_DOCUMENT SEGMENT_

§ §

Travel security

Travel security training



Overview

People strongly believe that travel is an essential ingredient of long-lasting happiness. They want to open their lives to new paths of excitement and adventure, visit new places, experience new cultures, grow into better and happier individuals. Travel builds self-confidence, brings people closer, provides with new experiences and memories, breaks routine, and allows to meet people from all over the world. Travellers expect friendship, love, adventure, surprises.

Unfortunately, managers and employees of firms and organizations of the public and the private sector travelling abroad are main targets of foreign intelligence services (including but not limited to the intelligence service of the destination country), state-sponsored groups, the organized crime, even foreign businesses that exploit all opportunities to acquire sensitive or classified information.

The majority of safety and security related challenges during travel can be managed through security awareness and training, good planning, and sound security practices. Situational awareness is an important step. It gives a good understanding of the potential threats in the area within which people are travelling, the laws, customs, culture, events, and the impact all these have on personal safety and information security.

People travelling abroad are vulnerable due to the limited control they exercise over their immediate surroundings. Adversaries, including foreign governments and their agents, act on their own soil. Travellers are subject to the laws and regulations of the country they are visiting, and must understand that their citizenship will offer them little immunity.

A new cybersecurity culture for the business traveller is necessary. It refers to the knowledge, beliefs, perceptions, attitudes, assumptions, norms, values, and expectations regarding travel security. Managers and employees must be involved in the prevention, detection, and response to deliberate malicious acts that target systems, persons, and data.

During the past decades, firms and organizations of the public and the private sector have made substantial investments in physical and information security measures in their offices. Unfortunately, they have not improved much the security measures, including policies, procedures and training, for the professionals that travel for business. Travel security awareness for all managers and employees that have access to sensitive or confidential information is necessary, in order to make information security considerations an integral part of every business trip.

§ §

_EXTRACTED MATERIAL_
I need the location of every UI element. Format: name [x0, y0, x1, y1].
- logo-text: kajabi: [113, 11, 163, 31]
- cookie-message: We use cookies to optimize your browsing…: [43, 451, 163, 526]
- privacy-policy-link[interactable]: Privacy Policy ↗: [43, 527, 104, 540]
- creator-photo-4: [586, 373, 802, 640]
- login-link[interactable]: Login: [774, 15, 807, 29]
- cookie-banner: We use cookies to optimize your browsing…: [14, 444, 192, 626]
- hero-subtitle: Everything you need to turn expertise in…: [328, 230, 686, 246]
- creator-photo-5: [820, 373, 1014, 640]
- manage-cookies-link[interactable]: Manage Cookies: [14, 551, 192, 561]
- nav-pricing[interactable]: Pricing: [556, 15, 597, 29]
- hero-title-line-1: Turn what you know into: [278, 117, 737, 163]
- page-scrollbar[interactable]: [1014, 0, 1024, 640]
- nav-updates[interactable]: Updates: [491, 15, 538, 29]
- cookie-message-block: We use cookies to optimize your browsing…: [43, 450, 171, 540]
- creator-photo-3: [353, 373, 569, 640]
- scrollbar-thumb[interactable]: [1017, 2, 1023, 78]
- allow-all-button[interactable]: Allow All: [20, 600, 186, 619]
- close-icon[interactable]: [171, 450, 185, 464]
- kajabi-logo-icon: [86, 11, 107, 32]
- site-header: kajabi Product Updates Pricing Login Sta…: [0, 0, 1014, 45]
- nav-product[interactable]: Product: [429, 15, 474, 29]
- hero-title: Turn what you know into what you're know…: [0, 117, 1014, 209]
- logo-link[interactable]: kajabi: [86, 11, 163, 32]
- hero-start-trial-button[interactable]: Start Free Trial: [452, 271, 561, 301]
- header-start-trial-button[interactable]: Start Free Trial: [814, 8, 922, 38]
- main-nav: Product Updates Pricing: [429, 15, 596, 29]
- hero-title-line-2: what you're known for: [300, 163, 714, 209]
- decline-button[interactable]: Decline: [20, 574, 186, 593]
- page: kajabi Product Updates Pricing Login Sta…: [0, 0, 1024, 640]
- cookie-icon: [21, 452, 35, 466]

§ §

_PARTS OF THE EXERCISE_
a) According to the travel security overview, how much immunity will travellers' citizenship offer them?
b) Translate this sentence from the travel security overview into Spanish: "A new cybersecurity culture for the business traveller is necessary."
c) Explain why, according to the travel security overview, people travelling abroad are vulnerable.
The listing has no connection to the text.

_SOLUTIONS IN ORDER_
a) Little immunity.

b) Es necesaria una nueva cultura de ciberseguridad para el viajero de negocios.

c) They are vulnerable because they exercise limited control over their immediate surroundings. Adversaries, including foreign governments and their agents, act on their own soil.